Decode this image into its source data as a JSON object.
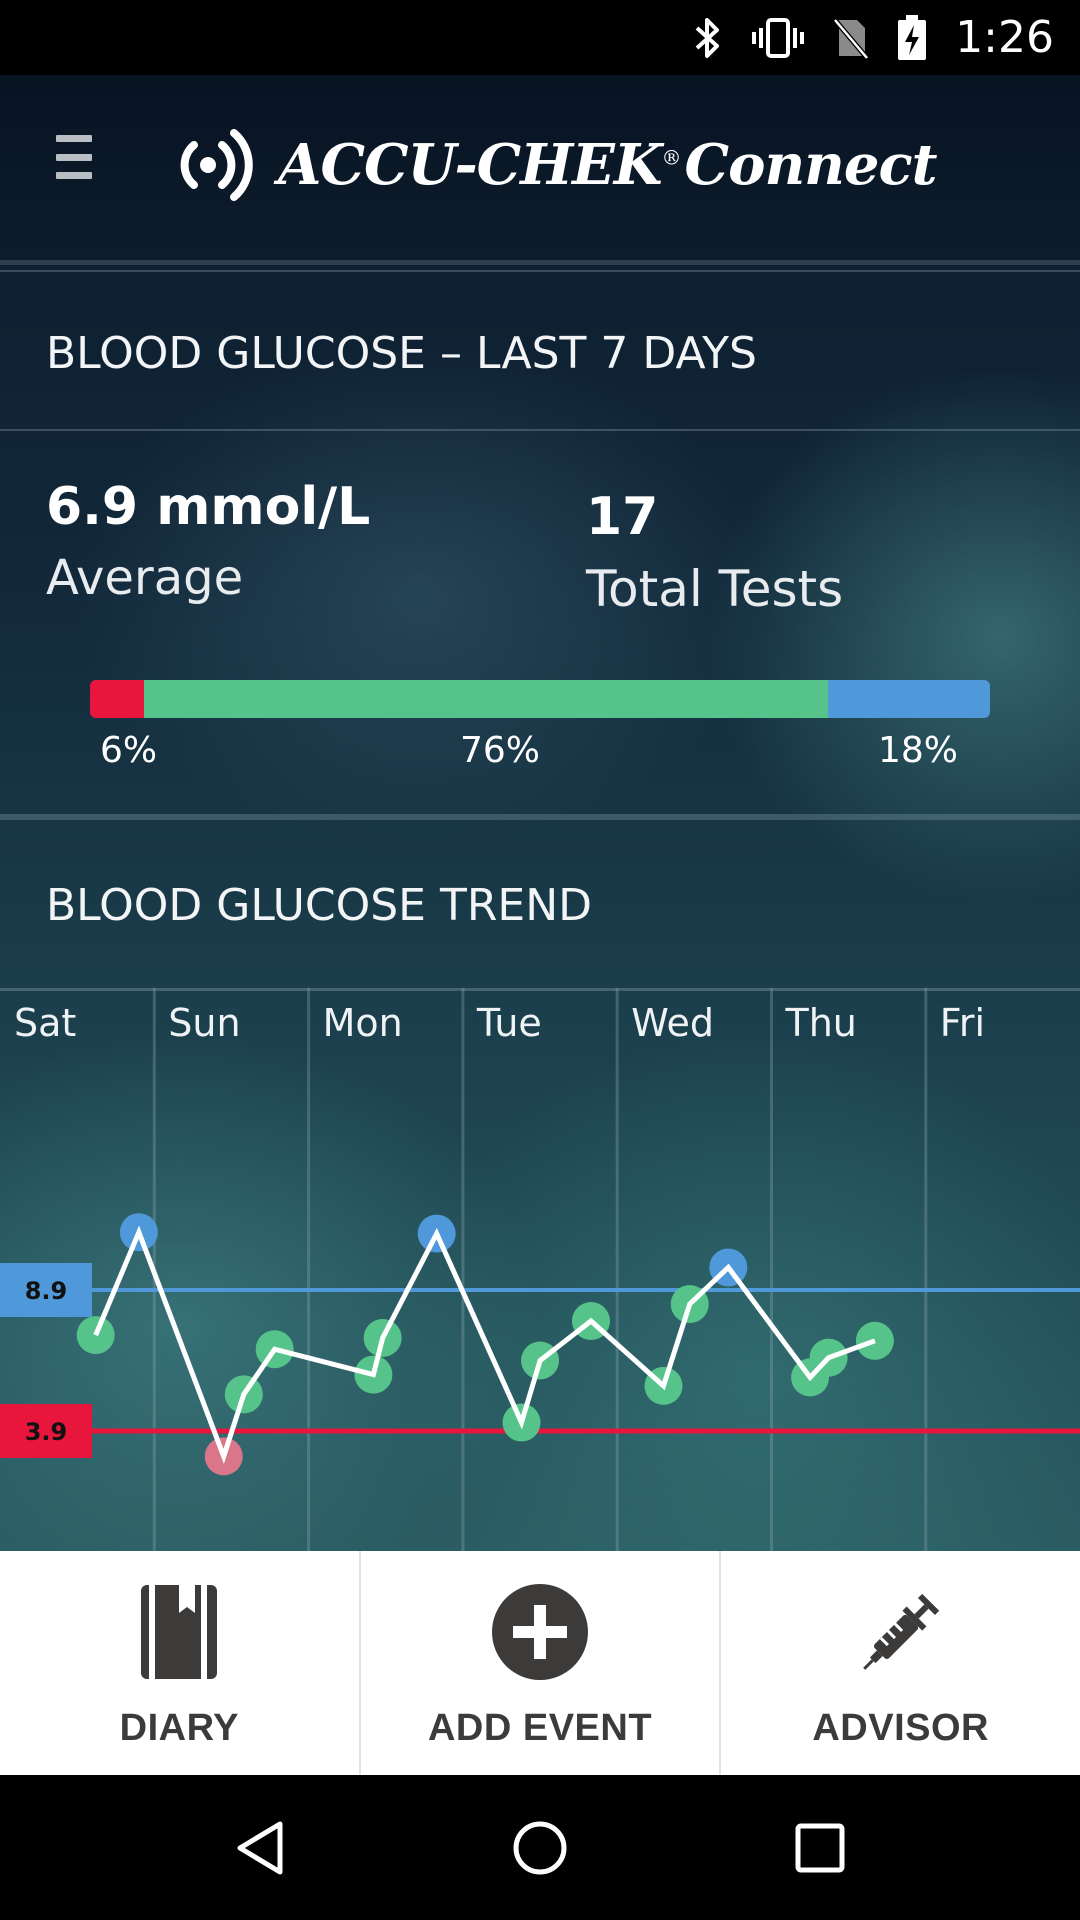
{
  "status_bar": {
    "time": "1:26"
  },
  "header": {
    "brand_main": "ACCU-CHEK",
    "brand_reg": "®",
    "brand_sub": "Connect"
  },
  "summary": {
    "title": "BLOOD GLUCOSE – LAST 7 DAYS",
    "average_value": "6.9 mmol/L",
    "average_label": "Average",
    "total_tests_value": "17",
    "total_tests_label": "Total Tests",
    "distribution": {
      "low_pct": "6%",
      "in_range_pct": "76%",
      "high_pct": "18%",
      "low_fraction": 0.06,
      "in_range_fraction": 0.76,
      "high_fraction": 0.18
    }
  },
  "trend": {
    "title": "BLOOD GLUCOSE TREND",
    "days": [
      "Sat",
      "Sun",
      "Mon",
      "Tue",
      "Wed",
      "Thu",
      "Fri"
    ],
    "upper_limit_label": "8.9",
    "lower_limit_label": "3.9"
  },
  "chart_data": {
    "type": "line",
    "title": "BLOOD GLUCOSE TREND",
    "categories": [
      "Sat",
      "Sun",
      "Mon",
      "Tue",
      "Wed",
      "Thu",
      "Fri"
    ],
    "xlim": [
      0,
      7
    ],
    "ylim": [
      0,
      20
    ],
    "thresholds": {
      "upper": 8.9,
      "lower": 3.9
    },
    "points": [
      {
        "x": 0.62,
        "y": 7.3,
        "status": "in-range"
      },
      {
        "x": 0.9,
        "y": 10.95,
        "status": "high"
      },
      {
        "x": 1.45,
        "y": 3.0,
        "status": "low"
      },
      {
        "x": 1.58,
        "y": 5.2,
        "status": "in-range"
      },
      {
        "x": 1.78,
        "y": 6.8,
        "status": "in-range"
      },
      {
        "x": 2.42,
        "y": 5.9,
        "status": "in-range"
      },
      {
        "x": 2.48,
        "y": 7.2,
        "status": "in-range"
      },
      {
        "x": 2.83,
        "y": 10.9,
        "status": "high"
      },
      {
        "x": 3.38,
        "y": 4.2,
        "status": "in-range"
      },
      {
        "x": 3.5,
        "y": 6.4,
        "status": "in-range"
      },
      {
        "x": 3.83,
        "y": 7.8,
        "status": "in-range"
      },
      {
        "x": 4.3,
        "y": 5.5,
        "status": "in-range"
      },
      {
        "x": 4.47,
        "y": 8.4,
        "status": "in-range"
      },
      {
        "x": 4.72,
        "y": 9.7,
        "status": "high"
      },
      {
        "x": 5.25,
        "y": 5.8,
        "status": "in-range"
      },
      {
        "x": 5.37,
        "y": 6.5,
        "status": "in-range"
      },
      {
        "x": 5.67,
        "y": 7.1,
        "status": "in-range"
      }
    ]
  },
  "bottom_nav": {
    "diary": "DIARY",
    "add_event": "ADD EVENT",
    "advisor": "ADVISOR"
  },
  "colors": {
    "low": "#e8163c",
    "in_range": "#56c48a",
    "high": "#4f98d9",
    "line": "#ffffff",
    "nav_text": "#3d3a3a"
  }
}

--

* Set problem
Omit pictures; set down the rest of the material word for word.

* The response
Decode this image into its source data as a JSON object.
{
  "status_bar": {
    "time": "1:26"
  },
  "header": {
    "brand_main": "ACCU-CHEK",
    "brand_reg": "®",
    "brand_sub": "Connect"
  },
  "summary": {
    "title": "BLOOD GLUCOSE – LAST 7 DAYS",
    "average_value": "6.9 mmol/L",
    "average_label": "Average",
    "total_tests_value": "17",
    "total_tests_label": "Total Tests",
    "distribution": {
      "low_pct": "6%",
      "in_range_pct": "76%",
      "high_pct": "18%",
      "low_fraction": 0.06,
      "in_range_fraction": 0.76,
      "high_fraction": 0.18
    }
  },
  "trend": {
    "title": "BLOOD GLUCOSE TREND",
    "days": [
      "Sat",
      "Sun",
      "Mon",
      "Tue",
      "Wed",
      "Thu",
      "Fri"
    ],
    "upper_limit_label": "8.9",
    "lower_limit_label": "3.9"
  },
  "chart_data": {
    "type": "line",
    "title": "BLOOD GLUCOSE TREND",
    "categories": [
      "Sat",
      "Sun",
      "Mon",
      "Tue",
      "Wed",
      "Thu",
      "Fri"
    ],
    "xlim": [
      0,
      7
    ],
    "ylim": [
      0,
      20
    ],
    "thresholds": {
      "upper": 8.9,
      "lower": 3.9
    },
    "points": [
      {
        "x": 0.62,
        "y": 7.3,
        "status": "in-range"
      },
      {
        "x": 0.9,
        "y": 10.95,
        "status": "high"
      },
      {
        "x": 1.45,
        "y": 3.0,
        "status": "low"
      },
      {
        "x": 1.58,
        "y": 5.2,
        "status": "in-range"
      },
      {
        "x": 1.78,
        "y": 6.8,
        "status": "in-range"
      },
      {
        "x": 2.42,
        "y": 5.9,
        "status": "in-range"
      },
      {
        "x": 2.48,
        "y": 7.2,
        "status": "in-range"
      },
      {
        "x": 2.83,
        "y": 10.9,
        "status": "high"
      },
      {
        "x": 3.38,
        "y": 4.2,
        "status": "in-range"
      },
      {
        "x": 3.5,
        "y": 6.4,
        "status": "in-range"
      },
      {
        "x": 3.83,
        "y": 7.8,
        "status": "in-range"
      },
      {
        "x": 4.3,
        "y": 5.5,
        "status": "in-range"
      },
      {
        "x": 4.47,
        "y": 8.4,
        "status": "in-range"
      },
      {
        "x": 4.72,
        "y": 9.7,
        "status": "high"
      },
      {
        "x": 5.25,
        "y": 5.8,
        "status": "in-range"
      },
      {
        "x": 5.37,
        "y": 6.5,
        "status": "in-range"
      },
      {
        "x": 5.67,
        "y": 7.1,
        "status": "in-range"
      }
    ]
  },
  "bottom_nav": {
    "diary": "DIARY",
    "add_event": "ADD EVENT",
    "advisor": "ADVISOR"
  },
  "colors": {
    "low": "#e8163c",
    "in_range": "#56c48a",
    "high": "#4f98d9",
    "line": "#ffffff",
    "nav_text": "#3d3a3a"
  }
}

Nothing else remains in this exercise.